Data entries for graphics
-.-.-

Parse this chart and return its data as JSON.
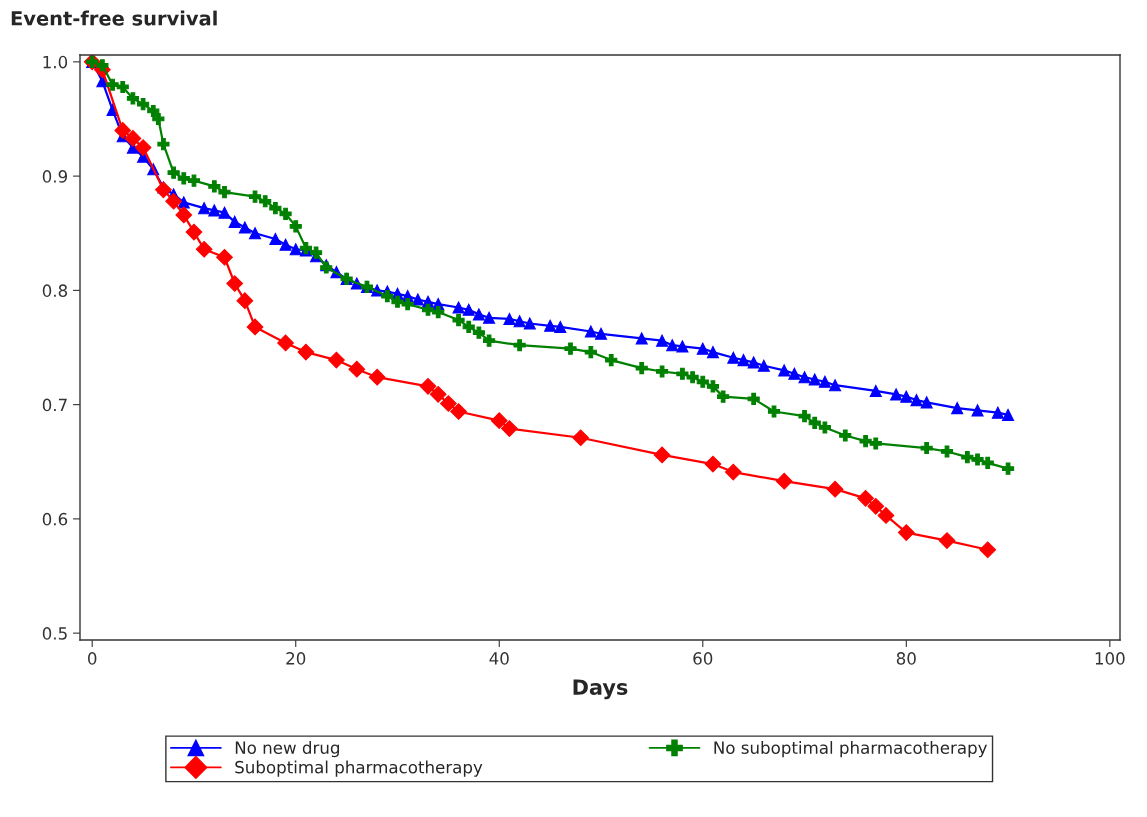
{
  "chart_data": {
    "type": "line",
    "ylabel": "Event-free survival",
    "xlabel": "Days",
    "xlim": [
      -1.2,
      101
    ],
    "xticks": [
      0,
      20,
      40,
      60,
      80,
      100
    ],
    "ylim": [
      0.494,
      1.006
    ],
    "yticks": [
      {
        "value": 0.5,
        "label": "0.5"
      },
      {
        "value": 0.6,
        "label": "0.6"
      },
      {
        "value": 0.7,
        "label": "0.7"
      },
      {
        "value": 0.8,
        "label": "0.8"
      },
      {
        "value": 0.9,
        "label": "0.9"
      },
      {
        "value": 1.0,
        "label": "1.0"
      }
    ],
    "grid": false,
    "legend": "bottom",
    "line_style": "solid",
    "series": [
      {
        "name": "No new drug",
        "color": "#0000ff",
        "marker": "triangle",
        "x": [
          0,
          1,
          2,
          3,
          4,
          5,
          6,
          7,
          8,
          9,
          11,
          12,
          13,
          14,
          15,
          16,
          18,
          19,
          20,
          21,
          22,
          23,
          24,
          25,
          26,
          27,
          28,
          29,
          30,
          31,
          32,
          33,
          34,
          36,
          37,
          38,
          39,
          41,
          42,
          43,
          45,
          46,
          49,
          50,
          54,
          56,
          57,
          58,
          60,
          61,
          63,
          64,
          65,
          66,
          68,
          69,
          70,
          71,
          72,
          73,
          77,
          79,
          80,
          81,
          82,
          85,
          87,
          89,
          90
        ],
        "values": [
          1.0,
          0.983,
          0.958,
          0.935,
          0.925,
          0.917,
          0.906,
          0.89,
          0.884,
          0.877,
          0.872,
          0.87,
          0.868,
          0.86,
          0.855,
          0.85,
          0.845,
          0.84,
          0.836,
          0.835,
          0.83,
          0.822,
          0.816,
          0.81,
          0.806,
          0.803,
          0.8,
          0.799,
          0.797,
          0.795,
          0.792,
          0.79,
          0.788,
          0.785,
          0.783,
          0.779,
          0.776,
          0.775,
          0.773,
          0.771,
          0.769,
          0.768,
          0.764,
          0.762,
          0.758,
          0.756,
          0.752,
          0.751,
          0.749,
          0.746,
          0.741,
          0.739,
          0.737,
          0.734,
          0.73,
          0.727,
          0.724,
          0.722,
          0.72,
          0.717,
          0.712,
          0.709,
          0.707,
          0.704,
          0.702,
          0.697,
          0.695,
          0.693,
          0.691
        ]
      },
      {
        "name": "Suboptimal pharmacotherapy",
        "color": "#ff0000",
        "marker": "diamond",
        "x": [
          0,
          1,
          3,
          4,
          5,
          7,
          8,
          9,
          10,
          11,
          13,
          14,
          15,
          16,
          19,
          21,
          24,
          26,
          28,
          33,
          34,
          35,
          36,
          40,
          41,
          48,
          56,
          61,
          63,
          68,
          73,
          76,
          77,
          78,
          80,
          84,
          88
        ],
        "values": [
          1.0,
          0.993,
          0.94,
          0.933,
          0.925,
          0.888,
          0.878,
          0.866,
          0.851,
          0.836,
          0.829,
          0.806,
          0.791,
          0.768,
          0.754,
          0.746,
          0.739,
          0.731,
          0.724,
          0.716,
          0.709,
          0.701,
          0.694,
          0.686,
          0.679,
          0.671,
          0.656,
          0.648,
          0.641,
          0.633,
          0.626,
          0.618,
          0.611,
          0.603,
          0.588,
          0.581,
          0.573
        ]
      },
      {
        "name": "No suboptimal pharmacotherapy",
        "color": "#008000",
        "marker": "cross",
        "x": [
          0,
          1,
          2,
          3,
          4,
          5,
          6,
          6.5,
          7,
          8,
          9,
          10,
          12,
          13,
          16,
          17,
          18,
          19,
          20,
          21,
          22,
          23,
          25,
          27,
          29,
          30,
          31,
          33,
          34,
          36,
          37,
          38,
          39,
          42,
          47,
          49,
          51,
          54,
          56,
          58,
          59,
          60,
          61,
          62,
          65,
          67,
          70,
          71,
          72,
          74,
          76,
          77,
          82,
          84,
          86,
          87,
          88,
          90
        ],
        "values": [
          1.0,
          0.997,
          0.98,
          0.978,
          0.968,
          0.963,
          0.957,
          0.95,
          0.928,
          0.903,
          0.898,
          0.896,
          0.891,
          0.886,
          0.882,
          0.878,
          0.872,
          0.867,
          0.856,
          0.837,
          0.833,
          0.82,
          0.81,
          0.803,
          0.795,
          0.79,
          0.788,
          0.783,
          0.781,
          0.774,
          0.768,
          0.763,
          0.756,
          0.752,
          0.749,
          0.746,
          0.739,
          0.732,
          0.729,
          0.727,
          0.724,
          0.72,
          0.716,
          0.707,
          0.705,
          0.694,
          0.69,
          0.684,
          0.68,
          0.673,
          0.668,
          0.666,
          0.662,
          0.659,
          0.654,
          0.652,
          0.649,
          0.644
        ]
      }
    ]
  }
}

-.-.-

**What to work on**
From the records given above, reproduce all text exactly and exclude each picture.

**Answer in full**
Parse this chart and return its data as JSON.
{
  "chart_data": {
    "type": "line",
    "ylabel": "Event-free survival",
    "xlabel": "Days",
    "xlim": [
      -1.2,
      101
    ],
    "xticks": [
      0,
      20,
      40,
      60,
      80,
      100
    ],
    "ylim": [
      0.494,
      1.006
    ],
    "yticks": [
      {
        "value": 0.5,
        "label": "0.5"
      },
      {
        "value": 0.6,
        "label": "0.6"
      },
      {
        "value": 0.7,
        "label": "0.7"
      },
      {
        "value": 0.8,
        "label": "0.8"
      },
      {
        "value": 0.9,
        "label": "0.9"
      },
      {
        "value": 1.0,
        "label": "1.0"
      }
    ],
    "grid": false,
    "legend": "bottom",
    "line_style": "solid",
    "series": [
      {
        "name": "No new drug",
        "color": "#0000ff",
        "marker": "triangle",
        "x": [
          0,
          1,
          2,
          3,
          4,
          5,
          6,
          7,
          8,
          9,
          11,
          12,
          13,
          14,
          15,
          16,
          18,
          19,
          20,
          21,
          22,
          23,
          24,
          25,
          26,
          27,
          28,
          29,
          30,
          31,
          32,
          33,
          34,
          36,
          37,
          38,
          39,
          41,
          42,
          43,
          45,
          46,
          49,
          50,
          54,
          56,
          57,
          58,
          60,
          61,
          63,
          64,
          65,
          66,
          68,
          69,
          70,
          71,
          72,
          73,
          77,
          79,
          80,
          81,
          82,
          85,
          87,
          89,
          90
        ],
        "values": [
          1.0,
          0.983,
          0.958,
          0.935,
          0.925,
          0.917,
          0.906,
          0.89,
          0.884,
          0.877,
          0.872,
          0.87,
          0.868,
          0.86,
          0.855,
          0.85,
          0.845,
          0.84,
          0.836,
          0.835,
          0.83,
          0.822,
          0.816,
          0.81,
          0.806,
          0.803,
          0.8,
          0.799,
          0.797,
          0.795,
          0.792,
          0.79,
          0.788,
          0.785,
          0.783,
          0.779,
          0.776,
          0.775,
          0.773,
          0.771,
          0.769,
          0.768,
          0.764,
          0.762,
          0.758,
          0.756,
          0.752,
          0.751,
          0.749,
          0.746,
          0.741,
          0.739,
          0.737,
          0.734,
          0.73,
          0.727,
          0.724,
          0.722,
          0.72,
          0.717,
          0.712,
          0.709,
          0.707,
          0.704,
          0.702,
          0.697,
          0.695,
          0.693,
          0.691
        ]
      },
      {
        "name": "Suboptimal pharmacotherapy",
        "color": "#ff0000",
        "marker": "diamond",
        "x": [
          0,
          1,
          3,
          4,
          5,
          7,
          8,
          9,
          10,
          11,
          13,
          14,
          15,
          16,
          19,
          21,
          24,
          26,
          28,
          33,
          34,
          35,
          36,
          40,
          41,
          48,
          56,
          61,
          63,
          68,
          73,
          76,
          77,
          78,
          80,
          84,
          88
        ],
        "values": [
          1.0,
          0.993,
          0.94,
          0.933,
          0.925,
          0.888,
          0.878,
          0.866,
          0.851,
          0.836,
          0.829,
          0.806,
          0.791,
          0.768,
          0.754,
          0.746,
          0.739,
          0.731,
          0.724,
          0.716,
          0.709,
          0.701,
          0.694,
          0.686,
          0.679,
          0.671,
          0.656,
          0.648,
          0.641,
          0.633,
          0.626,
          0.618,
          0.611,
          0.603,
          0.588,
          0.581,
          0.573
        ]
      },
      {
        "name": "No suboptimal pharmacotherapy",
        "color": "#008000",
        "marker": "cross",
        "x": [
          0,
          1,
          2,
          3,
          4,
          5,
          6,
          6.5,
          7,
          8,
          9,
          10,
          12,
          13,
          16,
          17,
          18,
          19,
          20,
          21,
          22,
          23,
          25,
          27,
          29,
          30,
          31,
          33,
          34,
          36,
          37,
          38,
          39,
          42,
          47,
          49,
          51,
          54,
          56,
          58,
          59,
          60,
          61,
          62,
          65,
          67,
          70,
          71,
          72,
          74,
          76,
          77,
          82,
          84,
          86,
          87,
          88,
          90
        ],
        "values": [
          1.0,
          0.997,
          0.98,
          0.978,
          0.968,
          0.963,
          0.957,
          0.95,
          0.928,
          0.903,
          0.898,
          0.896,
          0.891,
          0.886,
          0.882,
          0.878,
          0.872,
          0.867,
          0.856,
          0.837,
          0.833,
          0.82,
          0.81,
          0.803,
          0.795,
          0.79,
          0.788,
          0.783,
          0.781,
          0.774,
          0.768,
          0.763,
          0.756,
          0.752,
          0.749,
          0.746,
          0.739,
          0.732,
          0.729,
          0.727,
          0.724,
          0.72,
          0.716,
          0.707,
          0.705,
          0.694,
          0.69,
          0.684,
          0.68,
          0.673,
          0.668,
          0.666,
          0.662,
          0.659,
          0.654,
          0.652,
          0.649,
          0.644
        ]
      }
    ]
  }
}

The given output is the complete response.